[Records about charts and figures]

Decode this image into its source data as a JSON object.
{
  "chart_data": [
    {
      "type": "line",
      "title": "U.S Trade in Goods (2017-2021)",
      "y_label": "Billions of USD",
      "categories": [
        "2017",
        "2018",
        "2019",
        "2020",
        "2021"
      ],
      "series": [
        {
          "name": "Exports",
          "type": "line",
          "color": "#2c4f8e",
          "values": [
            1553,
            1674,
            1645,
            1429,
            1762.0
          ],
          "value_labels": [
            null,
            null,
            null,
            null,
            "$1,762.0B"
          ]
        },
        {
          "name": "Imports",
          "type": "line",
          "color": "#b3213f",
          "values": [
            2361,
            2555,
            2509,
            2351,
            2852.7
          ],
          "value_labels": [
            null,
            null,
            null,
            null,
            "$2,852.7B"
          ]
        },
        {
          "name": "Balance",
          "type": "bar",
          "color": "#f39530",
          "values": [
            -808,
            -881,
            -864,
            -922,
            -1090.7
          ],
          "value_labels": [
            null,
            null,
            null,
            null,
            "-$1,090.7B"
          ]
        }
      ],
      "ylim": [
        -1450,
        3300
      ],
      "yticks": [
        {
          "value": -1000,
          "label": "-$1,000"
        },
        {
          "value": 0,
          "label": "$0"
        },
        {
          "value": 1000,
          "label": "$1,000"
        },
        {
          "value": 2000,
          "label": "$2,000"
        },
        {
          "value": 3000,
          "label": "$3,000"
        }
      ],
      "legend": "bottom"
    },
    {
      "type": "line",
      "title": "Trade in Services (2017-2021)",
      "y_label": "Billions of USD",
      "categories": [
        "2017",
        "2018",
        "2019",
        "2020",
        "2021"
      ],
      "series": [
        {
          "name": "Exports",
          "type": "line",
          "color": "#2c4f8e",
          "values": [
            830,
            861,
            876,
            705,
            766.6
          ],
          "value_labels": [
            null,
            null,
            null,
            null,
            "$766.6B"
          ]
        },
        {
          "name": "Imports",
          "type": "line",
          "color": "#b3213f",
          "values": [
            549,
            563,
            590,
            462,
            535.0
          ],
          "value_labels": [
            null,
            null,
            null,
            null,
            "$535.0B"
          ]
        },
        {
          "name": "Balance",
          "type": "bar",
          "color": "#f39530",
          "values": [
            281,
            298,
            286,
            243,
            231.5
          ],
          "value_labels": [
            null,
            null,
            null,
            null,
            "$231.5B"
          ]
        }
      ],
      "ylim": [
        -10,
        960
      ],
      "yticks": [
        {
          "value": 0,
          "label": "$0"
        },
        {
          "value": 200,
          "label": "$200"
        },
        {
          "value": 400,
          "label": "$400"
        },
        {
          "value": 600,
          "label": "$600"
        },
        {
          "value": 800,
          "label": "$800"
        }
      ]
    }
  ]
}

▶ _YOUR INSTRUCTIONS_: Gather each line in these records that contains the string "Trade".

▶ _EXERCISE RESPONSE_:
      "title": "U.S Trade in Goods (2017-2021)",
      "title": "Trade in Services (2017-2021)",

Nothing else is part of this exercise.